(Figure contents as structured data)
+ + + + + + +
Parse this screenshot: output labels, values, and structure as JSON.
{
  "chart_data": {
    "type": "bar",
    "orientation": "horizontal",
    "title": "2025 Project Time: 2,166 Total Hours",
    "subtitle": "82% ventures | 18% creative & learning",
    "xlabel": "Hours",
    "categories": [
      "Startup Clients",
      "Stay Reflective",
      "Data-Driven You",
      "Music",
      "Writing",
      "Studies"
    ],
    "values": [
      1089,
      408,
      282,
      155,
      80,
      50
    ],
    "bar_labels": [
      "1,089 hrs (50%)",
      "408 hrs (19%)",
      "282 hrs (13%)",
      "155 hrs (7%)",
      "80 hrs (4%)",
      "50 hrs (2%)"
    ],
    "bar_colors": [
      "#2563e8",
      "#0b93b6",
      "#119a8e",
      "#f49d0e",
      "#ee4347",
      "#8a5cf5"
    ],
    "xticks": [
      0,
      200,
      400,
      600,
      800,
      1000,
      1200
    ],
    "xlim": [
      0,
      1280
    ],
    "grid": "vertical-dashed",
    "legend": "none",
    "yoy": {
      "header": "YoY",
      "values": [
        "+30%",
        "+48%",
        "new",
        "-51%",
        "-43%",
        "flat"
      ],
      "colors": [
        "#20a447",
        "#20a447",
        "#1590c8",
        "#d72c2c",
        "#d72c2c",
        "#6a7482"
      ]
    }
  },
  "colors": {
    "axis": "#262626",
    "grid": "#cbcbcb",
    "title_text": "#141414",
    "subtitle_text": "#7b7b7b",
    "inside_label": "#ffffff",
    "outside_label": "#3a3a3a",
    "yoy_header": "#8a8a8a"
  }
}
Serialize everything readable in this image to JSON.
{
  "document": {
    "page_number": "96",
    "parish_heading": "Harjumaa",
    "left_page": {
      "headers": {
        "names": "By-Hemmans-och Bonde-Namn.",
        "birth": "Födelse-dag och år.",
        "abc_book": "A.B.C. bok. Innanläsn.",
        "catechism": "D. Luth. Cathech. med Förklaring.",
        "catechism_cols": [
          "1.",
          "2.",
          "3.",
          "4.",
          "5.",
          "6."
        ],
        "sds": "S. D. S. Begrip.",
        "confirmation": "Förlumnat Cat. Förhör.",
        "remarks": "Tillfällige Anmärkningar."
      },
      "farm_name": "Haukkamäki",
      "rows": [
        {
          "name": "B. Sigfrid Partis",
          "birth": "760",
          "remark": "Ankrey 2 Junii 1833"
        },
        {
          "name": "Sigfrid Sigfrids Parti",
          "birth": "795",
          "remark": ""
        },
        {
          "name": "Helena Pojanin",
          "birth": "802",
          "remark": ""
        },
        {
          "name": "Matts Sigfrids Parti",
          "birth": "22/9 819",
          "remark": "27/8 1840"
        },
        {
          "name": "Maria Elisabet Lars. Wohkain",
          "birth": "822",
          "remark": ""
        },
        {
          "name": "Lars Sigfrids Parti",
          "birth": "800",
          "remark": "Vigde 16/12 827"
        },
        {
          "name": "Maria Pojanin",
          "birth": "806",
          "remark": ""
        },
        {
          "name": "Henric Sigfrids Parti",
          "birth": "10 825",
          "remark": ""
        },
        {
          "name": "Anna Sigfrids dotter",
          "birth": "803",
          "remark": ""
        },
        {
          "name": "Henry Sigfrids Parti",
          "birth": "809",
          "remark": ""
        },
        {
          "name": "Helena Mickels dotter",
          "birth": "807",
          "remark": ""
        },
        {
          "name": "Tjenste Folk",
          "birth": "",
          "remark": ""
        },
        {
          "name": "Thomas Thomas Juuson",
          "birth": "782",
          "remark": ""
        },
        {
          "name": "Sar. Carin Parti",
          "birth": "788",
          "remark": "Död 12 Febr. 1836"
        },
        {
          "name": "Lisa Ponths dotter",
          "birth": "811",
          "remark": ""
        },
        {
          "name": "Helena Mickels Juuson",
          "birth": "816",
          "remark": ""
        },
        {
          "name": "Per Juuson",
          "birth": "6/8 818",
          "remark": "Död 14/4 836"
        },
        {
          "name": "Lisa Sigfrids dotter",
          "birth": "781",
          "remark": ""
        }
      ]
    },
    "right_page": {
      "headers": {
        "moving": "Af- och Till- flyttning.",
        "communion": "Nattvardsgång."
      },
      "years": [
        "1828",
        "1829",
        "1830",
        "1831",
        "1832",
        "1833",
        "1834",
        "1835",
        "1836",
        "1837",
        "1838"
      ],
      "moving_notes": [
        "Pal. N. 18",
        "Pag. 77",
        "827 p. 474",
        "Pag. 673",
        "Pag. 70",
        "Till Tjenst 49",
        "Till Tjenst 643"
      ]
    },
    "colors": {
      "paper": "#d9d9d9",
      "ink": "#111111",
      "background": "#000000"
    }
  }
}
+ + + + + + +
:: Required work ::
Scan the data above; copy every line where "Maria" appears.

:: Completed task ::
          "name": "Maria Elisabet Lars. Wohkain",
          "name": "Maria Pojanin",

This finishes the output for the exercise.